### [The exercise]
Collect all lines from the records below that include the word "trước".

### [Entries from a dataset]
########

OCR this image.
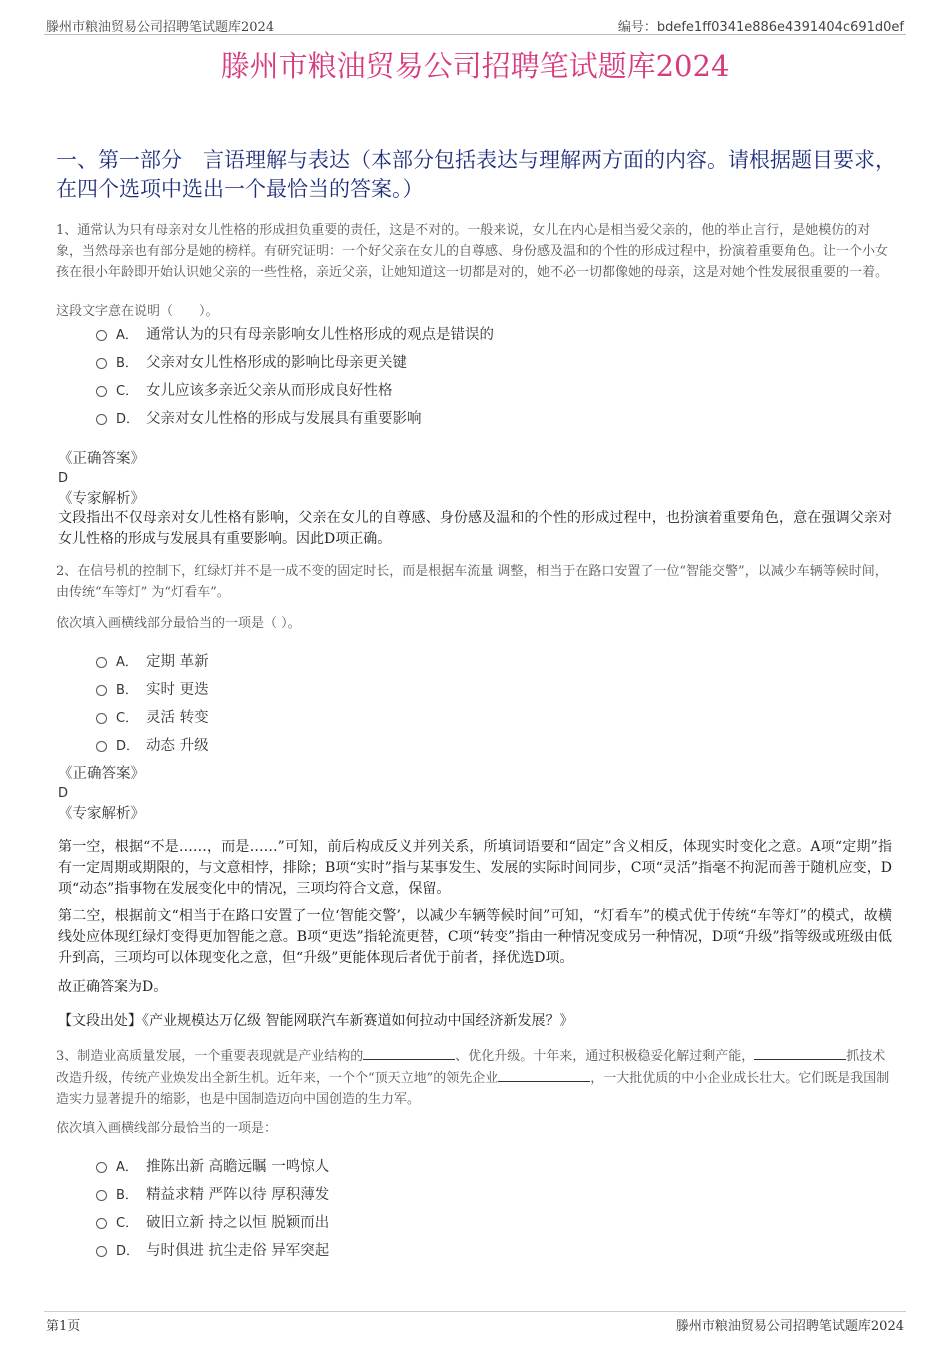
滕州市粮油贸易公司招聘笔试题库2024	编号：bdefe1ff0341e886e4391404c691d0ef
滕州市粮油贸易公司招聘笔试题库2024
一、第一部分　言语理解与表达（本部分包括表达与理解两方面的内容。请根据题目要求，在四个选项中选出一个最恰当的答案。）
1、通常认为只有母亲对女儿性格的形成担负重要的责任，这是不对的。一般来说，女儿在内心是相当爱父亲的，他的举止言行，是她模仿的对象，当然母亲也有部分是她的榜样。有研究证明：一个好父亲在女儿的自尊感、身份感及温和的个性的形成过程中，扮演着重要角色。让一个小女孩在很小年龄即开始认识她父亲的一些性格，亲近父亲，让她知道这一切都是对的，她不必一切都像她的母亲，这是对她个性发展很重要的一着。
这段文字意在说明（　　）。
A． 通常认为的只有母亲影响女儿性格形成的观点是错误的
B． 父亲对女儿性格形成的影响比母亲更关键
C． 女儿应该多亲近父亲从而形成良好性格
D． 父亲对女儿性格的形成与发展具有重要影响
《正确答案》
D
《专家解析》
文段指出不仅母亲对女儿性格有影响，父亲在女儿的自尊感、身份感及温和的个性的形成过程中，也扮演着重要角色，意在强调父亲对女儿性格的形成与发展具有重要影响。因此D项正确。
2、在信号机的控制下，红绿灯并不是一成不变的固定时长，而是根据车流量 调整，相当于在路口安置了一位“智能交警”，以减少车辆等候时间，由传统“车等灯” 为“灯看车”。
依次填入画横线部分最恰当的一项是（ ）。
A． 定期 革新
B． 实时 更迭
C． 灵活 转变
D． 动态 升级
《正确答案》
D
《专家解析》
第一空，根据“不是……，而是……”可知，前后构成反义并列关系，所填词语要和“固定”含义相反，体现实时变化之意。A项“定期”指有一定周期或期限的，与文意相悖，排除；B项“实时”指与某事发生、发展的实际时间同步，C项“灵活”指毫不拘泥而善于随机应变，D项“动态”指事物在发展变化中的情况，三项均符合文意，保留。
第二空，根据前文“相当于在路口安置了一位‘智能交警’，以减少车辆等候时间”可知，“灯看车”的模式优于传统“车等灯”的模式，故横线处应体现红绿灯变得更加智能之意。B项“更迭”指轮流更替，C项“转变”指由一种情况变成另一种情况，D项“升级”指等级或班级由低升到高，三项均可以体现变化之意，但“升级”更能体现后者优于前者，择优选D项。
故正确答案为D。
【文段出处】《产业规模达万亿级 智能网联汽车新赛道如何拉动中国经济新发展？》
3、制造业高质量发展，一个重要表现就是产业结构的	、优化升级。十年来，通过积极稳妥化解过剩产能，	抓技术改造升级，传统产业焕发出全新生机。近年来，一个个“顶天立地”的领先企业	，一大批优质的中小企业成长壮大。它们既是我国制造实力显著提升的缩影，也是中国制造迈向中国创造的生力军。
依次填入画横线部分最恰当的一项是：
A． 推陈出新 高瞻远瞩 一鸣惊人
B． 精益求精 严阵以待 厚积薄发
C． 破旧立新 持之以恒 脱颖而出
D． 与时俱进 抗尘走俗 异军突起
第1页	滕州市粮油贸易公司招聘笔试题库2024
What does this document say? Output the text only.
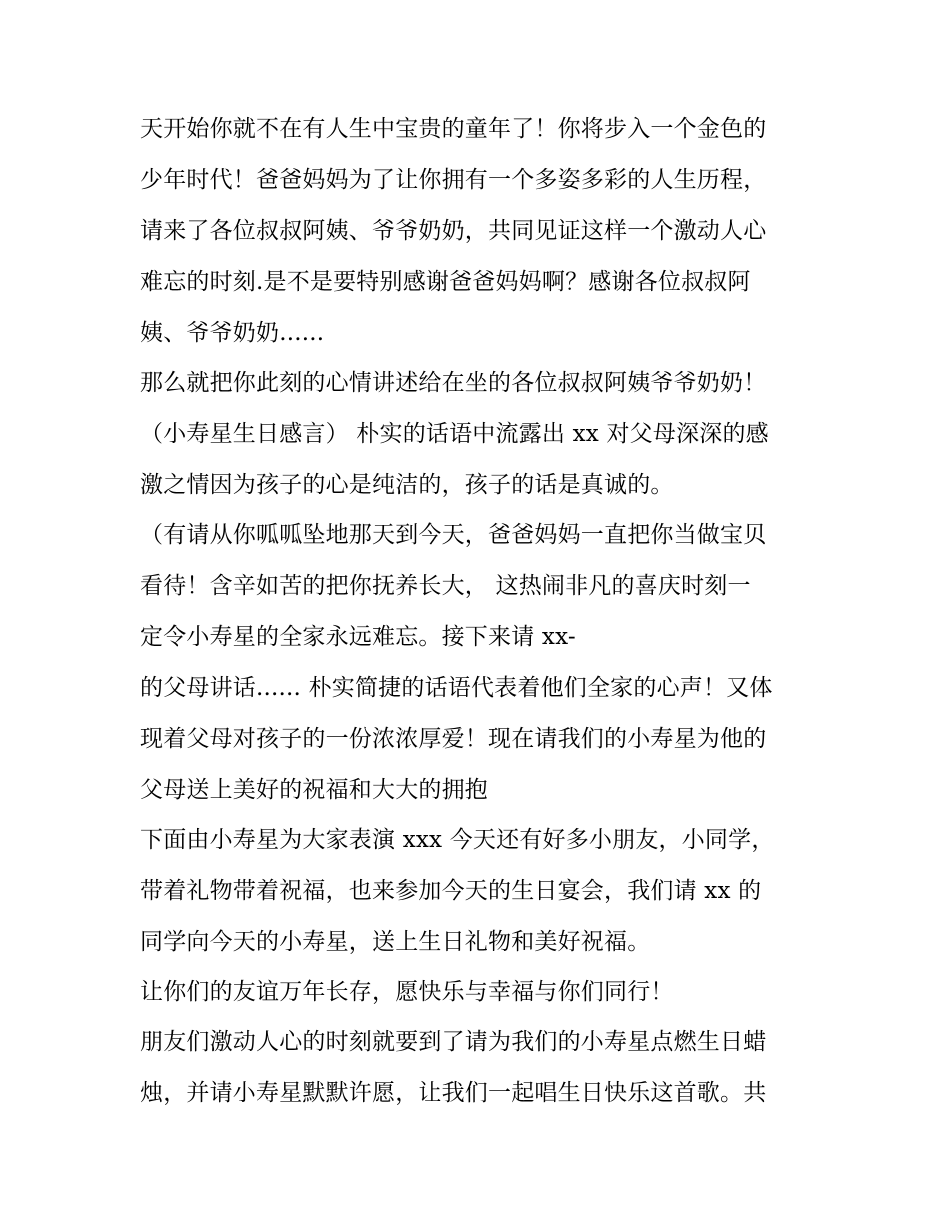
天开始你就不在有人生中宝贵的童年了！你将步入一个金色的
少年时代！爸爸妈妈为了让你拥有一个多姿多彩的人生历程，
请来了各位叔叔阿姨、爷爷奶奶，共同见证这样一个激动人心
难忘的时刻.是不是要特别感谢爸爸妈妈啊？感谢各位叔叔阿
姨、爷爷奶奶......
那么就把你此刻的心情讲述给在坐的各位叔叔阿姨爷爷奶奶！
（小寿星生日感言） 朴实的话语中流露出 xx 对父母深深的感
激之情因为孩子的心是纯洁的，孩子的话是真诚的。
（有请从你呱呱坠地那天到今天，爸爸妈妈一直把你当做宝贝
看待！含辛如苦的把你抚养长大， 这热闹非凡的喜庆时刻一
定令小寿星的全家永远难忘。接下来请 xx-
的父母讲话...... 朴实简捷的话语代表着他们全家的心声！又体
现着父母对孩子的一份浓浓厚爱！现在请我们的小寿星为他的
父母送上美好的祝福和大大的拥抱
下面由小寿星为大家表演 xxx 今天还有好多小朋友，小同学，
带着礼物带着祝福，也来参加今天的生日宴会，我们请 xx 的
同学向今天的小寿星，送上生日礼物和美好祝福。
让你们的友谊万年长存，愿快乐与幸福与你们同行！
朋友们激动人心的时刻就要到了请为我们的小寿星点燃生日蜡
烛，并请小寿星默默许愿，让我们一起唱生日快乐这首歌。共
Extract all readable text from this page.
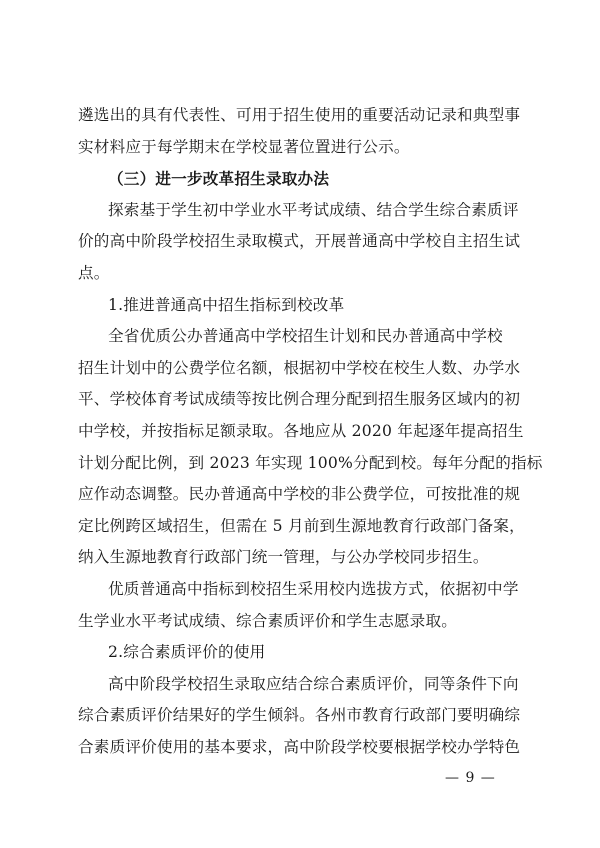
遴选出的具有代表性、可用于招生使用的重要活动记录和典型事
实材料应于每学期末在学校显著位置进行公示。
（三）进一步改革招生录取办法
探索基于学生初中学业水平考试成绩、结合学生综合素质评
价的高中阶段学校招生录取模式，开展普通高中学校自主招生试
点。
1.推进普通高中招生指标到校改革
全省优质公办普通高中学校招生计划和民办普通高中学校
招生计划中的公费学位名额，根据初中学校在校生人数、办学水
平、学校体育考试成绩等按比例合理分配到招生服务区域内的初
中学校，并按指标足额录取。各地应从 2020 年起逐年提高招生
计划分配比例，到 2023 年实现 100%分配到校。每年分配的指标
应作动态调整。民办普通高中学校的非公费学位，可按批准的规
定比例跨区域招生，但需在 5 月前到生源地教育行政部门备案，
纳入生源地教育行政部门统一管理，与公办学校同步招生。
优质普通高中指标到校招生采用校内选拔方式，依据初中学
生学业水平考试成绩、综合素质评价和学生志愿录取。
2.综合素质评价的使用
高中阶段学校招生录取应结合综合素质评价，同等条件下向
综合素质评价结果好的学生倾斜。各州市教育行政部门要明确综
合素质评价使用的基本要求，高中阶段学校要根据学校办学特色
— 9 —
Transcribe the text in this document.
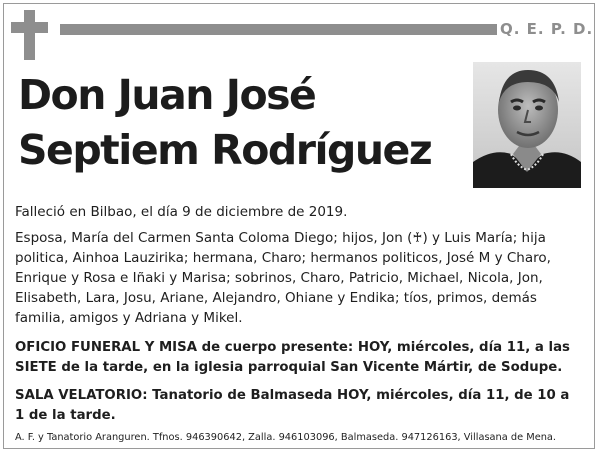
Q. E. P. D.
Don Juan José
Septiem Rodríguez
Falleció en Bilbao, el día 9 de diciembre de 2019.
Esposa, María del Carmen Santa Coloma Diego; hijos, Jon (♰) y Luis María; hija politica, Ainhoa Lauzirika; hermana, Charo; hermanos politicos, José M y Charo, Enrique y Rosa e Iñaki y Marisa; sobrinos, Charo, Patricio, Michael, Nicola, Jon, Elisabeth, Lara, Josu, Ariane, Alejandro, Ohiane y Endika; tíos, primos, demás familia, amigos y Adriana y Mikel.
OFICIO FUNERAL Y MISA de cuerpo presente: HOY, miércoles, día 11, a las SIETE de la tarde, en la iglesia parroquial San Vicente Mártir, de Sodupe.
SALA VELATORIO: Tanatorio de Balmaseda HOY, miércoles, día 11, de 10 a 1 de la tarde.
A. F. y Tanatorio Aranguren. Tfnos. 946390642, Zalla. 946103096, Balmaseda. 947126163, Villasana de Mena.
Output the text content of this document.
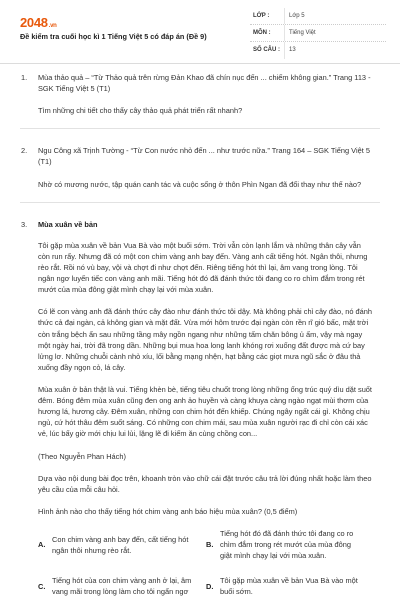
2048.vn
Đề kiểm tra cuối học kì 1 Tiếng Việt 5 có đáp án (Đề 9)
LỚP :	Lớp 5
MÔN :	Tiếng Việt
SỐ CÂU :	13
1. Mùa thảo quả – “Từ Thảo quả trên rừng Đản Khao đã chín nục đến ... chiếm không gian.” Trang 113 - SGK Tiếng Việt 5 (T1)

Tìm những chi tiết cho thấy cây thảo quả phát triển rất nhanh?

2. Ngu Công xã Trịnh Tường - “Từ Con nước nhỏ đến ... như trước nữa.” Trang 164 – SGK Tiếng Việt 5 (T1)

Nhờ có mương nước, tập quán canh tác và cuộc sống ở thôn Phìn Ngan đã đổi thay như thế nào?

3. Mùa xuân về bản

Tôi gặp mùa xuân về bản Vua Bà vào một buổi sớm. Trời vẫn còn lạnh lắm và những thân cây vẫn còn run rẩy. Nhưng đã có một con chim vàng anh bay đến. Vàng anh cất tiếng hót. Ngân thôi, nhưng rèo rắt. Rồi nó vù bay, vội và chợt đi như chợt đến. Riêng tiếng hót thì lại, âm vang trong lòng. Tôi ngân ngơ luyến tiếc con vàng anh mãi. Tiếng hót đó đã đánh thức tôi đang co ro chìm đắm trong rét mướt của mùa đông giật mình chạy lại với mùa xuân.

Có lẽ con vàng anh đã đánh thức cây đào như đánh thức tôi dậy. Mà không phải chỉ cây đào, nó đánh thức cả đại ngàn, cả không gian và mặt đất. Vừa mới hôm trước đại ngàn còn rền rĩ gió bấc, mặt trời còn trắng bệch ẩn sau những tầng mây ngồn ngang như những tấm chăn bông ủ ấm, vậy mà ngay một ngày hai, trời đã trong dần. Những bụi mua hoa long lanh khóng rơi xuống đất được mà cứ bay lửng lơ. Những chuỗi cành nhỏ xíu, lối bằng mạng nhện, hạt bằng các giọt mưa ngũ sắc ở đâu thả xuống đầy ngọn cỏ, lá cây.

Mùa xuân ở bản thật là vui. Tiếng khèn bè, tiếng tiêu chuốt trong lòng những ống trúc quý dìu dặt suốt đêm. Bóng đêm mùa xuân cũng đen ong anh ảo huyền và càng khuya càng ngào ngạt mùi thơm của hương lá, hương cây. Đêm xuân, những con chim hót đến khiếp. Chúng ngây ngất cái gì. Không chịu ngủ, cứ hót thâu đêm suốt sáng. Có những con chim mái, sau mùa xuân người rạc đi chỉ còn cái xác vẻ, lúc bấy giờ mới chịu lui lủi, lặng lẽ đi kiếm ăn cùng chồng con...

(Theo Nguyễn Phan Hách)

Dựa vào nội dung bài đọc trên, khoanh tròn vào chữ cái đặt trước câu trả lời đúng nhất hoặc làm theo yêu cầu của mỗi câu hỏi.

Hình ảnh nào cho thấy tiếng hót chim vàng anh báo hiệu mùa xuân? (0,5 điểm)

A.
Con chim vàng anh bay đến, cất tiếng hót ngân thôi nhưng rèo rắt.
B.
Tiếng hót đó đã đánh thức tôi đang co ro chìm đắm trong rét mướt của mùa đông giật mình chạy lại với mùa xuân.
C.
Tiếng hót của con chim vàng anh ở lại, âm vang mãi trong lòng làm cho tôi ngẩn ngơ
D.
Tôi gặp mùa xuân về bản Vua Bà vào một buổi sớm.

########

### [Exercise solution]
2. Ngu Công xã Trịnh Tường - “Từ Con nước nhỏ đến ... như trước nữa.” Trang 164 – SGK Tiếng Việt 5 (T1)
Có lẽ con vàng anh đã đánh thức cây đào như đánh thức tôi dậy. Mà không phải chỉ cây đào, nó đánh thức cả đại ngàn, cả không gian và mặt đất. Vừa mới hôm trước đại ngàn còn rền rĩ gió bấc, mặt trời còn trắng bệch ẩn sau những tầng mây ngồn ngang như những tấm chăn bông ủ ấm, vậy mà ngay một ngày hai, trời đã trong dần. Những bụi mua hoa long lanh khóng rơi xuống đất được mà cứ bay lửng lơ. Những chuỗi cành nhỏ xíu, lối bằng mạng nhện, hạt bằng các giọt mưa ngũ sắc ở đâu thả xuống đầy ngọn cỏ, lá cây.
Dựa vào nội dung bài đọc trên, khoanh tròn vào chữ cái đặt trước câu trả lời đúng nhất hoặc làm theo yêu cầu của mỗi câu hỏi.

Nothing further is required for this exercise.